-- begin Data to use --
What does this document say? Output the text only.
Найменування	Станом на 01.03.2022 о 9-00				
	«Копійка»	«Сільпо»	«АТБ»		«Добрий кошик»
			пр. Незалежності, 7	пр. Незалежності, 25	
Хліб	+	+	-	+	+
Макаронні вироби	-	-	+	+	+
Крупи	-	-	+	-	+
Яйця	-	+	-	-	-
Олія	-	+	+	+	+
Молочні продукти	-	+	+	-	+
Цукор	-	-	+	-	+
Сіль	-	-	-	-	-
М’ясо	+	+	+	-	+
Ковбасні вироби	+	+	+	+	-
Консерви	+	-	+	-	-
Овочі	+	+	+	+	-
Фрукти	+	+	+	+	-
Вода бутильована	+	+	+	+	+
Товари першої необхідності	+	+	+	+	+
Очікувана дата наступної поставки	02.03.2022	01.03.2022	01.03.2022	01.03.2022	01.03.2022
-- end Data to use --
▶ **Task**: Each entry above is to be quoted exactly.

▶ **In response**:
What does this document say? Output the text only.
Найменування	Станом на 01.03.2022 о 9-00				
	«Копійка»	«Сільпо»	«АТБ»		«Добрий кошик»
			пр. Незалежності, 7	пр. Незалежності, 25	
Хліб	+	+	-	+	+
Макаронні вироби	-	-	+	+	+
Крупи	-	-	+	-	+
Яйця	-	+	-	-	-
Олія	-	+	+	+	+
Молочні продукти	-	+	+	-	+
Цукор	-	-	+	-	+
Сіль	-	-	-	-	-
М’ясо	+	+	+	-	+
Ковбасні вироби	+	+	+	+	-
Консерви	+	-	+	-	-
Овочі	+	+	+	+	-
Фрукти	+	+	+	+	-
Вода бутильована	+	+	+	+	+
Товари першої необхідності	+	+	+	+	+
Очікувана дата наступної поставки	02.03.2022	01.03.2022	01.03.2022	01.03.2022	01.03.2022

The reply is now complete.